[BEGIN INPUT FOR THIS TASK]
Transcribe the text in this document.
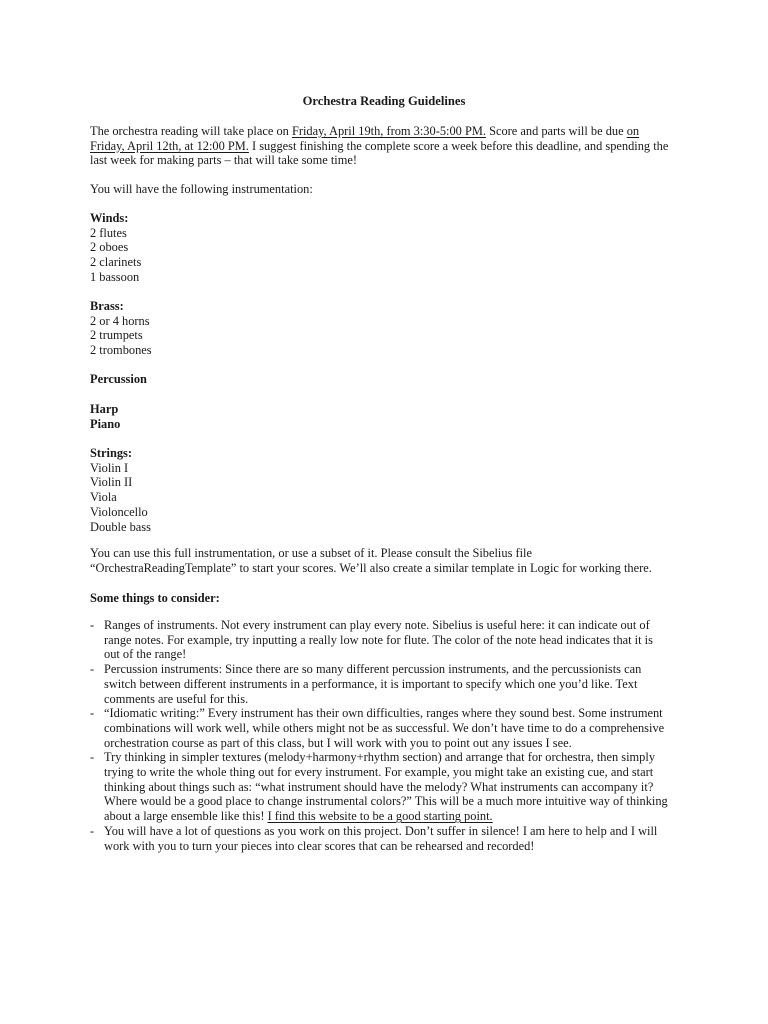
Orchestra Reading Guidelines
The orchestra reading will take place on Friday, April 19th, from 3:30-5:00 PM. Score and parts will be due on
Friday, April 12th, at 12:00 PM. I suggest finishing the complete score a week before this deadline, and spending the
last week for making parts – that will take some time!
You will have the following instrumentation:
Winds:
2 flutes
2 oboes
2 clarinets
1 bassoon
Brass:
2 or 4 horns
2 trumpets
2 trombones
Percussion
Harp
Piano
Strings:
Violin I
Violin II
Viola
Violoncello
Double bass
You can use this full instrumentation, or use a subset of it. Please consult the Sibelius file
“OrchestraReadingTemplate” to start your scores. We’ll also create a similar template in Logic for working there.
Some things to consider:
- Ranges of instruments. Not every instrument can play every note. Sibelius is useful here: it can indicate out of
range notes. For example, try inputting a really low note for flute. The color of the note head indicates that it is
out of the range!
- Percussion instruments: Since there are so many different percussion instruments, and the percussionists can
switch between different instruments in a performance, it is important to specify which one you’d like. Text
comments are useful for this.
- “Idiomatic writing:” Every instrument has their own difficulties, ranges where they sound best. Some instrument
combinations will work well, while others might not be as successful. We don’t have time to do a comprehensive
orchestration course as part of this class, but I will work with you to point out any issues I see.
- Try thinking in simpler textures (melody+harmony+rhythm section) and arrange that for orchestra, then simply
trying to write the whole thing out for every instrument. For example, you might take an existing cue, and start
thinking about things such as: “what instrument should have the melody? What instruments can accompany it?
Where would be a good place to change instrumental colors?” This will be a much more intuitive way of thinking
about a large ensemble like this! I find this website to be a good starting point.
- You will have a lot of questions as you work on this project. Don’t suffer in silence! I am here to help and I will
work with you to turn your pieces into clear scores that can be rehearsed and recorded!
[END INPUT FOR THIS TASK]
[BEGIN INPUT FOR THIS TASK]
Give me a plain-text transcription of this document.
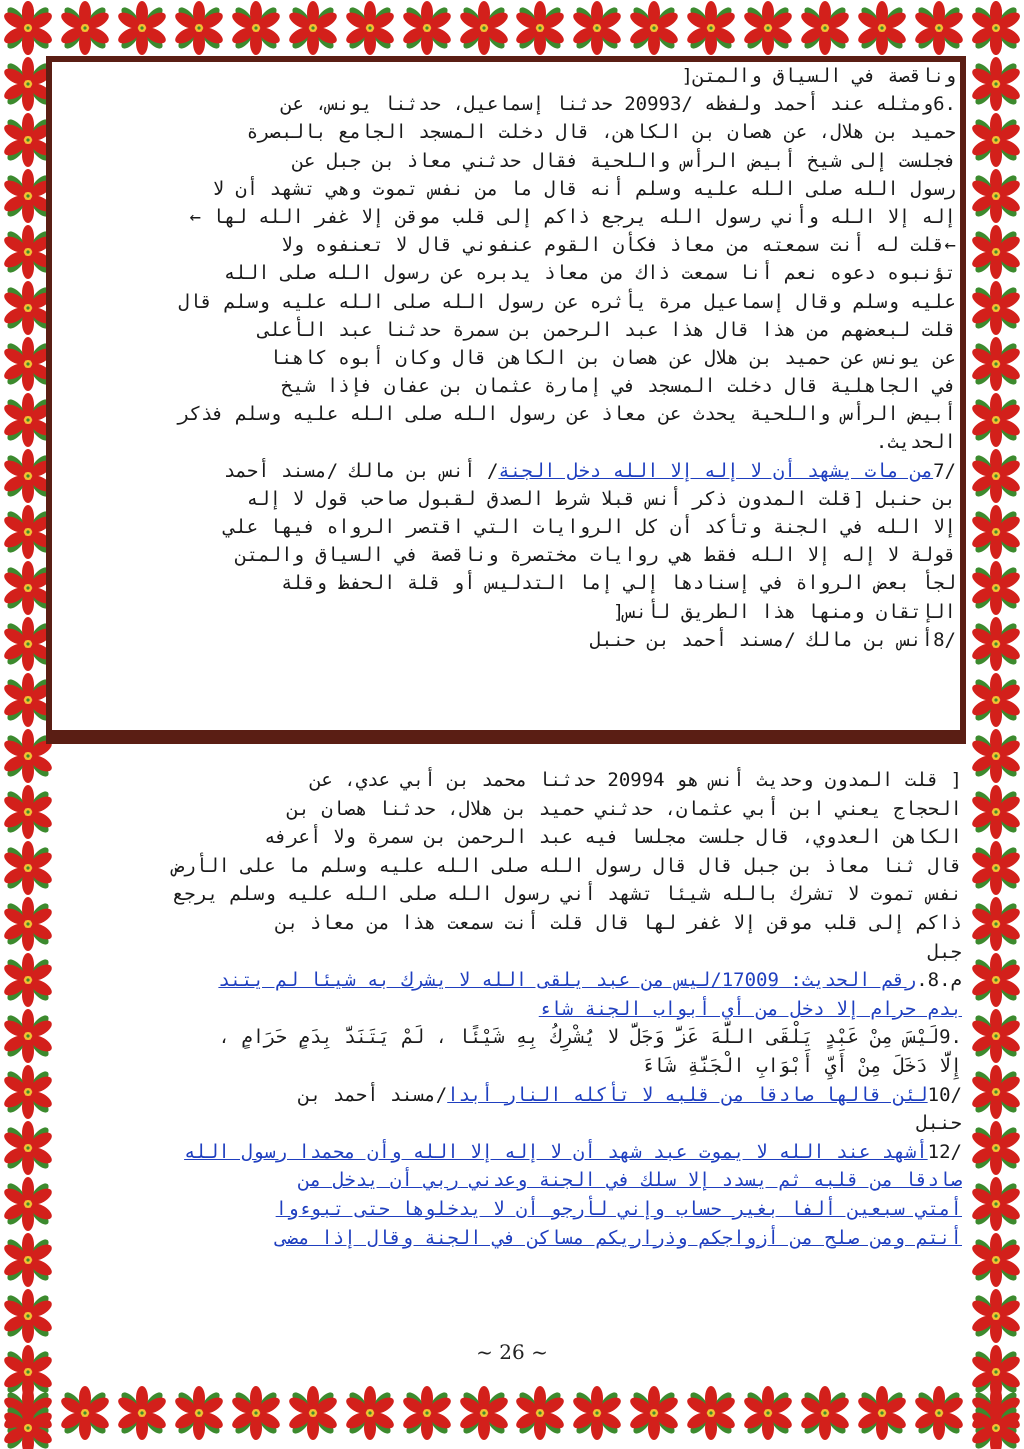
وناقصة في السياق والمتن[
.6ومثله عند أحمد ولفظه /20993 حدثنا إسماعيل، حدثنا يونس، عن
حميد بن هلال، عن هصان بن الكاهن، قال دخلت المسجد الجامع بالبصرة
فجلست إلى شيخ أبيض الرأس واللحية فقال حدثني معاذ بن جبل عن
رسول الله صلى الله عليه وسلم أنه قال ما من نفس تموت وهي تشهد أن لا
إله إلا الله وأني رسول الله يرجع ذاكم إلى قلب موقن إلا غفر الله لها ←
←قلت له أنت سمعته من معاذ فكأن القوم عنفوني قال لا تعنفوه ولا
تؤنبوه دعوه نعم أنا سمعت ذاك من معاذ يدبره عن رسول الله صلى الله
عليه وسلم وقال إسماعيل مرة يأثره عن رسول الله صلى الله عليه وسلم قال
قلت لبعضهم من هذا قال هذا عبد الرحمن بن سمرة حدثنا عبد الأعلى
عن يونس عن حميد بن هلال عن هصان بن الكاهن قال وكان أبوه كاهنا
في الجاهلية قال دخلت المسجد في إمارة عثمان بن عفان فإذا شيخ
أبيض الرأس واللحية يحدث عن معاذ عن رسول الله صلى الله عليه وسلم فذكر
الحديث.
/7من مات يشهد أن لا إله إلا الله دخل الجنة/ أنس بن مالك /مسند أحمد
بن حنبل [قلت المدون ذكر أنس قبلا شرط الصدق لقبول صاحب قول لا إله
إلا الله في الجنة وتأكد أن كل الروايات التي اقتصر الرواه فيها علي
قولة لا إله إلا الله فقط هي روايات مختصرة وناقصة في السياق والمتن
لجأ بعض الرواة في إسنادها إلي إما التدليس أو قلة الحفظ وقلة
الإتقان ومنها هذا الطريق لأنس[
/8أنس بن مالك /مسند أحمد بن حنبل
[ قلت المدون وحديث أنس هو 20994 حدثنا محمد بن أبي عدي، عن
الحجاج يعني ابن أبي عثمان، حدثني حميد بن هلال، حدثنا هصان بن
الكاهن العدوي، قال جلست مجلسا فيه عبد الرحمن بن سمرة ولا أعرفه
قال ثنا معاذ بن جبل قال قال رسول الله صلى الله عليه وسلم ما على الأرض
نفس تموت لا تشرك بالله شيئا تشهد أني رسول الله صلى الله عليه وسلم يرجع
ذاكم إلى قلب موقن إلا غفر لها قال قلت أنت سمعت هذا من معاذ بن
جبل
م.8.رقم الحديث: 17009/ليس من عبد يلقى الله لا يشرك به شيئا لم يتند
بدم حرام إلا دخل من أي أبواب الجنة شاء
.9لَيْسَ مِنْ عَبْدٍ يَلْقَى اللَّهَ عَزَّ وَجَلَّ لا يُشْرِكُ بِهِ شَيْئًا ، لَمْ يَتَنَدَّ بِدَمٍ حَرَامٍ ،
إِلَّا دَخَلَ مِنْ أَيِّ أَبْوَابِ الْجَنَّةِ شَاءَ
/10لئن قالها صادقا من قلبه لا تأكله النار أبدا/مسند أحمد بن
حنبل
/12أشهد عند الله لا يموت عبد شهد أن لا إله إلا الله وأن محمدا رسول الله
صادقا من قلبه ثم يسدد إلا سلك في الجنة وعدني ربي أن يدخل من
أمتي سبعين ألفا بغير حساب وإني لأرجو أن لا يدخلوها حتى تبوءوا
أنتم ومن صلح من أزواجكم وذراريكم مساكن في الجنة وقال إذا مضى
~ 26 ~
[END INPUT FOR THIS TASK]
[BEGIN INPUT FOR THIS TASK]
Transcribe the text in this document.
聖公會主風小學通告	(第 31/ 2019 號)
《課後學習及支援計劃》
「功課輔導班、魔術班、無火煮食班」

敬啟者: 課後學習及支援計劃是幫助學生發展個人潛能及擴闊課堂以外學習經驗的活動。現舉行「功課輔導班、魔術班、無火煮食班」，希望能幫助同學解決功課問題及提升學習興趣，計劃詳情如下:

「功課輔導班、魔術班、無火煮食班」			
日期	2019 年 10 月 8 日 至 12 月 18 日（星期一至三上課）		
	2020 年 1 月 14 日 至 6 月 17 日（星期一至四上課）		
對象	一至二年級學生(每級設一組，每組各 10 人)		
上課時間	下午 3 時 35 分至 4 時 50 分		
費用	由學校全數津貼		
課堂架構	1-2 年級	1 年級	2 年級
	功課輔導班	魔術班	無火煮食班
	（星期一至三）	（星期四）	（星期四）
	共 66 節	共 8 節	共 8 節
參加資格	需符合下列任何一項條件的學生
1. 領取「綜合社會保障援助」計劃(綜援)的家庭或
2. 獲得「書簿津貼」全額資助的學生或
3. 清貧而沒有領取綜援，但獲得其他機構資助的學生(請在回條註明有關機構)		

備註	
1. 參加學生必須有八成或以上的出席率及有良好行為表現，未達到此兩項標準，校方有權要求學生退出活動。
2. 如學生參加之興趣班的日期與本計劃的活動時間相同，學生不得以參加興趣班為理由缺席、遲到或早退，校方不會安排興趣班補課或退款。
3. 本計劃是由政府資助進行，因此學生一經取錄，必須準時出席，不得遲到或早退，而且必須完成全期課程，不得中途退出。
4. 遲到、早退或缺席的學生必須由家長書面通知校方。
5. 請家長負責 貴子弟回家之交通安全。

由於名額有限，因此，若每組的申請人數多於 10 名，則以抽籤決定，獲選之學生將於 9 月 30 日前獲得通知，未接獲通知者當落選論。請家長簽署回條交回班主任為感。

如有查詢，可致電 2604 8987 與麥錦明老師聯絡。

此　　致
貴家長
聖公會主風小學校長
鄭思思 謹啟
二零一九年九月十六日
[END INPUT FOR THIS TASK]
- **WHAT YOU ARE ASKED TO DO**
Every line that holds the word "دخلت" should be extracted.

- **RESPONSE TO THIS TASK**
حميد بن هلال، عن هصان بن الكاهن، قال دخلت المسجد الجامع بالبصرة
في الجاهلية قال دخلت المسجد في إمارة عثمان بن عفان فإذا شيخ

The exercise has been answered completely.